Task to complete
Filter the listing below, keeping every line that contains the string "each". Matching is case-sensitive.
* BEGIN *
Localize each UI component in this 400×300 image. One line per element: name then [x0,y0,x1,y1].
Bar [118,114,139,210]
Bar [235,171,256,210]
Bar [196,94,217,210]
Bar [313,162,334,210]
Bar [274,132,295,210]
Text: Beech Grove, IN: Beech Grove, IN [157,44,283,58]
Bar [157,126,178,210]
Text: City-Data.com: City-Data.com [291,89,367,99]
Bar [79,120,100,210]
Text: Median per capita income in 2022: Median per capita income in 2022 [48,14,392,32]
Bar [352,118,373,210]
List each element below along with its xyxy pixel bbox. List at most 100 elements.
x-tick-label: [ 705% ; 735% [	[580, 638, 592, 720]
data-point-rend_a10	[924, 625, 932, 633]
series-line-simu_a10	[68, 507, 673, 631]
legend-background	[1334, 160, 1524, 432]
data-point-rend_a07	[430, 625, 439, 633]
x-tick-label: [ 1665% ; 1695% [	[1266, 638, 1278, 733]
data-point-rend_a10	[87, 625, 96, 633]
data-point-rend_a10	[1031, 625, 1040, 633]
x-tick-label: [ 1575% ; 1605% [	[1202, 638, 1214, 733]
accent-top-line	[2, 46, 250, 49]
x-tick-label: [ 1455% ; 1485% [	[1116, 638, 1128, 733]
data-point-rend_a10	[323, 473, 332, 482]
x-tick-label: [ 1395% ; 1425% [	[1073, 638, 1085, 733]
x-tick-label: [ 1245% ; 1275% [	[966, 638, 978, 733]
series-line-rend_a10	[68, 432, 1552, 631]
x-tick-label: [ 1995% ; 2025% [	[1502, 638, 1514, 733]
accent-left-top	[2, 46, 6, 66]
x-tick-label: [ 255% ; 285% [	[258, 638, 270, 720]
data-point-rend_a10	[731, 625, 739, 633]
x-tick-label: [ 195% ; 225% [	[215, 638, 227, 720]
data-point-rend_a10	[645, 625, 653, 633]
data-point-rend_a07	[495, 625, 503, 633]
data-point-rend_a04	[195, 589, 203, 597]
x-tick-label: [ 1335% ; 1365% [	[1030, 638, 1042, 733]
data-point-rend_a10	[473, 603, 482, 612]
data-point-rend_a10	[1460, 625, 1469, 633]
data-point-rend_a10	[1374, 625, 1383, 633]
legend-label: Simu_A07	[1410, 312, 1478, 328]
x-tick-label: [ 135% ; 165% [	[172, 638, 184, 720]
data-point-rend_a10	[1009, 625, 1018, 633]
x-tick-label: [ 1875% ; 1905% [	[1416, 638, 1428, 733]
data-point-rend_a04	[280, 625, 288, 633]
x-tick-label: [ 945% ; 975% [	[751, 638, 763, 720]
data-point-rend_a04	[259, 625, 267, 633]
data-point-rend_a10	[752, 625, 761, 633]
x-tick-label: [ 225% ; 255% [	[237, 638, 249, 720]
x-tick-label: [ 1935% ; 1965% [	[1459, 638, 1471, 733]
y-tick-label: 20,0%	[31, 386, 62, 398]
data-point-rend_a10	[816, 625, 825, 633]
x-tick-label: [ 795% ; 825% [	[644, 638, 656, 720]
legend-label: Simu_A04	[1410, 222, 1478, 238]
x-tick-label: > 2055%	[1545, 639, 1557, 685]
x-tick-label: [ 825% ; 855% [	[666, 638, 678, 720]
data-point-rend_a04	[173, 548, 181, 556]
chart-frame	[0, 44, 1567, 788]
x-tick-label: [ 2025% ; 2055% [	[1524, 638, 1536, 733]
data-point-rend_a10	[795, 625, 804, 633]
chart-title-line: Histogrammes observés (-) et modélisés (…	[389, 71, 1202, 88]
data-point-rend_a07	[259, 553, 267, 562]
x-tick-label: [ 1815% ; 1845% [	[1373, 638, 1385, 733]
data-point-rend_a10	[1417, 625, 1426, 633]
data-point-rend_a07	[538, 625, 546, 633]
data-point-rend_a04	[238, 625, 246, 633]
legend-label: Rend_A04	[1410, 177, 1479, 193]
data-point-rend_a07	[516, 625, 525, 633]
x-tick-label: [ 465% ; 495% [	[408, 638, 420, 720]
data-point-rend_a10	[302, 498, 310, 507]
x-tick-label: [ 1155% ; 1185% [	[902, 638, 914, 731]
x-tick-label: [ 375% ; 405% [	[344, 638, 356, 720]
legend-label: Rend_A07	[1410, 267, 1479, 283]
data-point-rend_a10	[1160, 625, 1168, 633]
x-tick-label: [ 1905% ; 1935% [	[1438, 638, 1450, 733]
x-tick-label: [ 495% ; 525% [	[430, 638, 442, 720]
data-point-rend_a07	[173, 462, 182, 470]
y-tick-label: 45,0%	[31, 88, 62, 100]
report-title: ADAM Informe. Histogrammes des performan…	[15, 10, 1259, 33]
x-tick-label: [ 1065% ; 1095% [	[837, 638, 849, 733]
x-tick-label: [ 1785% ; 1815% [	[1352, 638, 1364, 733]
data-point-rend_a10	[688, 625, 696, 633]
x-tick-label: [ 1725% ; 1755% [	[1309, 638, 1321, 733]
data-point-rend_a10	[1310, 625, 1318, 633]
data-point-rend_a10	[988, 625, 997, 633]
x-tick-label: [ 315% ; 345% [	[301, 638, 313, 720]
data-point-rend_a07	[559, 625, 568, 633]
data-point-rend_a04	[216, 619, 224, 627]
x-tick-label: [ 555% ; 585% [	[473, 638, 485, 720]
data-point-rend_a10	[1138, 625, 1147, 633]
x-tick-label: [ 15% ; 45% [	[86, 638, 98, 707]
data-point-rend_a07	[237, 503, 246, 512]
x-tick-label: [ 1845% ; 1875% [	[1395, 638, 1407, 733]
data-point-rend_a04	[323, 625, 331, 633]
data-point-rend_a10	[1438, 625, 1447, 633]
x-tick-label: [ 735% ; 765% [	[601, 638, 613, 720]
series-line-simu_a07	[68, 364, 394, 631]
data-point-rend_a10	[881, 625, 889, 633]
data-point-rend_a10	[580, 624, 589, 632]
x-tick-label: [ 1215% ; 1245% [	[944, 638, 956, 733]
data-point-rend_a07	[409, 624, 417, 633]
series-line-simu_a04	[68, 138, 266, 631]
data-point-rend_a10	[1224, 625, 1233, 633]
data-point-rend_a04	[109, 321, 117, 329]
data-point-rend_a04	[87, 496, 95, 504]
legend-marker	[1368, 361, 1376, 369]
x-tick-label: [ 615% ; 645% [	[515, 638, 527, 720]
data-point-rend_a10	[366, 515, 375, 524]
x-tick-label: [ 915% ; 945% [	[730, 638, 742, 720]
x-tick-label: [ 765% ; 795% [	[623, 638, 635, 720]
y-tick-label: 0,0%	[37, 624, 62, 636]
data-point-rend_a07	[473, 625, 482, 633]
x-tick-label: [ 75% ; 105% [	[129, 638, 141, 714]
* END *
Response to the task
Localize each UI component in this 400×300 image. One line per element: name then [x0,y0,x1,y1].
List each element below along with its xyxy pixel bbox. List at most 100 elements.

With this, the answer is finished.